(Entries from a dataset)

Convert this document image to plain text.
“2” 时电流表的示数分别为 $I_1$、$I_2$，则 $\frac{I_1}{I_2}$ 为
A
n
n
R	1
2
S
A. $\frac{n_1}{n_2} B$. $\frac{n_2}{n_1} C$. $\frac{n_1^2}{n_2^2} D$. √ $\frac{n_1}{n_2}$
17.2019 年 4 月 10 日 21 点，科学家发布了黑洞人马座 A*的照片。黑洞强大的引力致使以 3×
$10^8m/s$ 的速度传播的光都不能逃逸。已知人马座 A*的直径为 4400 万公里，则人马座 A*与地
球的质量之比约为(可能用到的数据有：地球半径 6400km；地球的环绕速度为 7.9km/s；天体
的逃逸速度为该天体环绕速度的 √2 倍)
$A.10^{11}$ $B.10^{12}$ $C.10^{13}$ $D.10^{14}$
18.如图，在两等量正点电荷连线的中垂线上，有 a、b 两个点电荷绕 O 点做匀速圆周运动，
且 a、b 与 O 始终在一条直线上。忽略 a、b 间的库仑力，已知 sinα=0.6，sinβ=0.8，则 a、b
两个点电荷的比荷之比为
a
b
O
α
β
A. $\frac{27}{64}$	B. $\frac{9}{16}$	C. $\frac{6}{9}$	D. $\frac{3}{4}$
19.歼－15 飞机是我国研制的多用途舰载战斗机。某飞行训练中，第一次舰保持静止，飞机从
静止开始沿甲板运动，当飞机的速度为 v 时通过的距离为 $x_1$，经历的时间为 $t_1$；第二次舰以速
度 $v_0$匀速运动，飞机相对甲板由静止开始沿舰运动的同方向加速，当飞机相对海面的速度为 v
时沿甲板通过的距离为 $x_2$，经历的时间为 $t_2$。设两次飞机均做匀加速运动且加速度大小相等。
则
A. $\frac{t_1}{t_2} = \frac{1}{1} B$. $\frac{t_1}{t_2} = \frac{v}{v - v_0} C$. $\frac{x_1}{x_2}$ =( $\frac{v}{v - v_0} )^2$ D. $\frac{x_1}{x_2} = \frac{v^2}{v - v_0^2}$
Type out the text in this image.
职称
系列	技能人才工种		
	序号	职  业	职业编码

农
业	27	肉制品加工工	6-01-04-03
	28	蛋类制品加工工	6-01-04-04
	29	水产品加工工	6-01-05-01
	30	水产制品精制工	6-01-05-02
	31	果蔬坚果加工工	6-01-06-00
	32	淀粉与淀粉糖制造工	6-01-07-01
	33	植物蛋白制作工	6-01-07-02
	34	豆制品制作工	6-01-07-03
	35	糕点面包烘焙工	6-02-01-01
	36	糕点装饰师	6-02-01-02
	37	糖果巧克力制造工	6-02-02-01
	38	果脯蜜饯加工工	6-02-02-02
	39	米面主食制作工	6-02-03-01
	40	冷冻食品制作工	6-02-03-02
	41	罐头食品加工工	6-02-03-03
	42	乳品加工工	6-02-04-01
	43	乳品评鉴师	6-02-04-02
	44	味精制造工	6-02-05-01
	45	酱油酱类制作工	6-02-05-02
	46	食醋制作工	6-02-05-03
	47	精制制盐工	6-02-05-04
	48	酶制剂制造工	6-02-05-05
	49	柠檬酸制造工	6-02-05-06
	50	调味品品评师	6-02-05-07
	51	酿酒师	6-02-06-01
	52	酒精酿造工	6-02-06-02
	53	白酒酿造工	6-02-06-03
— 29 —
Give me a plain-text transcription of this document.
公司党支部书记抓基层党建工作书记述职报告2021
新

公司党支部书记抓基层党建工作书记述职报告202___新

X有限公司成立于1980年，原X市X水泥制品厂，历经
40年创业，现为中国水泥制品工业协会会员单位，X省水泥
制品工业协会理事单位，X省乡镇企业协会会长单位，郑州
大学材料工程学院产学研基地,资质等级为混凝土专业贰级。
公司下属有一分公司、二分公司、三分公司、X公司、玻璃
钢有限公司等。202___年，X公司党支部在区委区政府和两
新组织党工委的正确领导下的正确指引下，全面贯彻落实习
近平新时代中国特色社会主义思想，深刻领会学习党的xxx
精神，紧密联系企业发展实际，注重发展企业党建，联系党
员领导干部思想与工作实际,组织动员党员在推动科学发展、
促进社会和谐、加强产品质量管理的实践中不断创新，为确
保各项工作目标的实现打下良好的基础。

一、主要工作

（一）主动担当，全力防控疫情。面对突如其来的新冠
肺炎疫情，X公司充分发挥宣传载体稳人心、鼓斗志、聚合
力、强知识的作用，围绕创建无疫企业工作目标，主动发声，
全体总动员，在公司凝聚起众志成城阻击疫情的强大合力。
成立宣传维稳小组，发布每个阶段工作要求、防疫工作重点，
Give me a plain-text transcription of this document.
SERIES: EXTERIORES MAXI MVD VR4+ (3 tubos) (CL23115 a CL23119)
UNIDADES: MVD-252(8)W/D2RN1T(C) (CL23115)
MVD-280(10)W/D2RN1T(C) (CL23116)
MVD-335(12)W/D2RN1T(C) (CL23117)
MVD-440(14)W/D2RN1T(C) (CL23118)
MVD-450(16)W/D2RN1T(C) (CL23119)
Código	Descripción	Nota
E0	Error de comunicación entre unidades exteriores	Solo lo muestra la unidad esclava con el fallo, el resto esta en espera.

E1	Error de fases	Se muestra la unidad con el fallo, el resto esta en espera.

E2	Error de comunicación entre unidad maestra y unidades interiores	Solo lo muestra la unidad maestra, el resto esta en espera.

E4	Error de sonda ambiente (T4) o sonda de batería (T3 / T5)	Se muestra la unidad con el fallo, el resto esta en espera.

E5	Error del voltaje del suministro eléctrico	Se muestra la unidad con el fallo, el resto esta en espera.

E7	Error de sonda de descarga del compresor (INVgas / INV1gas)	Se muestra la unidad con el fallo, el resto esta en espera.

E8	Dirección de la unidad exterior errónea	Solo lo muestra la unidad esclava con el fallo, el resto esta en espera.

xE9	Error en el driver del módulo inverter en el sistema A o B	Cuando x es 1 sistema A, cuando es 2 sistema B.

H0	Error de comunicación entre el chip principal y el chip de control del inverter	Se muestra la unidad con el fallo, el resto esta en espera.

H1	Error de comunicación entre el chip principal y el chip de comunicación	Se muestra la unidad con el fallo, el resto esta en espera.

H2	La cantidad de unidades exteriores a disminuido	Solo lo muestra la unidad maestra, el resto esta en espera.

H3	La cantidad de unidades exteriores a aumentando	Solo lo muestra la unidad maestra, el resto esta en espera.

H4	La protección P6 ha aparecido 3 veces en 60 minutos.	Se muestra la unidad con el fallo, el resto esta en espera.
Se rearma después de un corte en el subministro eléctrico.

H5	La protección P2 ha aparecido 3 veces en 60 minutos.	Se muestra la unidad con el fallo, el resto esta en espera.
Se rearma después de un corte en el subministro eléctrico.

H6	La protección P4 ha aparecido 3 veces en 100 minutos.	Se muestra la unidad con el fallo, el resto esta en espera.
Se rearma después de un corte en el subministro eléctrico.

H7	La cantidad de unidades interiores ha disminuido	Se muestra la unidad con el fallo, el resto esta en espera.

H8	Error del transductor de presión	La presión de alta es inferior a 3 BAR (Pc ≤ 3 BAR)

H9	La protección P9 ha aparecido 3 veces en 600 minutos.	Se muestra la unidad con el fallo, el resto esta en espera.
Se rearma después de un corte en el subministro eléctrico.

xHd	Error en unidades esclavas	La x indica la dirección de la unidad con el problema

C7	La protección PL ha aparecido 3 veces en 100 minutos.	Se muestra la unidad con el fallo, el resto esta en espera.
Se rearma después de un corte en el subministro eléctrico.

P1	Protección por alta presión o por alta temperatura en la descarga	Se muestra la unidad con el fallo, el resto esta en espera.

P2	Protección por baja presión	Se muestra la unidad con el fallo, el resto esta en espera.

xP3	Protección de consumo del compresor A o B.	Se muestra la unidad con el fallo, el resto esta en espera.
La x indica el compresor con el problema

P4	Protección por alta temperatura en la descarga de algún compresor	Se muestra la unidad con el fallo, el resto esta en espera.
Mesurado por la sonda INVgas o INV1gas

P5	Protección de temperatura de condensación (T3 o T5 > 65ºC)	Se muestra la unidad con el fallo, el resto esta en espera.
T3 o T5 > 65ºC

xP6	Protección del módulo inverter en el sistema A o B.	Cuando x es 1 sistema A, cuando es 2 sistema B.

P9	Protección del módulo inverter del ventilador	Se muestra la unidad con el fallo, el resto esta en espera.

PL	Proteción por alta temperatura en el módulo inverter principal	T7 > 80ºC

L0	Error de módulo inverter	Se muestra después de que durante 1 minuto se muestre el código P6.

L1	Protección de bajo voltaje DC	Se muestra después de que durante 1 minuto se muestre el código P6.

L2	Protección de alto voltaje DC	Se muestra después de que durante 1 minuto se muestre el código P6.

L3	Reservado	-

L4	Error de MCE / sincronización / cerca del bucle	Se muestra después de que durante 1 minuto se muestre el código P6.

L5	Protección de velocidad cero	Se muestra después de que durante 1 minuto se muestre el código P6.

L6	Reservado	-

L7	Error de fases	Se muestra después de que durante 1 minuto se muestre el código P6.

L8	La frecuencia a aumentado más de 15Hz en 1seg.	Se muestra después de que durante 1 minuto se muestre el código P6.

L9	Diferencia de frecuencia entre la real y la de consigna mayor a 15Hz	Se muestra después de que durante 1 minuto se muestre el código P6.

What you need to do - Answer only with how many lines in the records include "sistema".

Output of the exercise - 2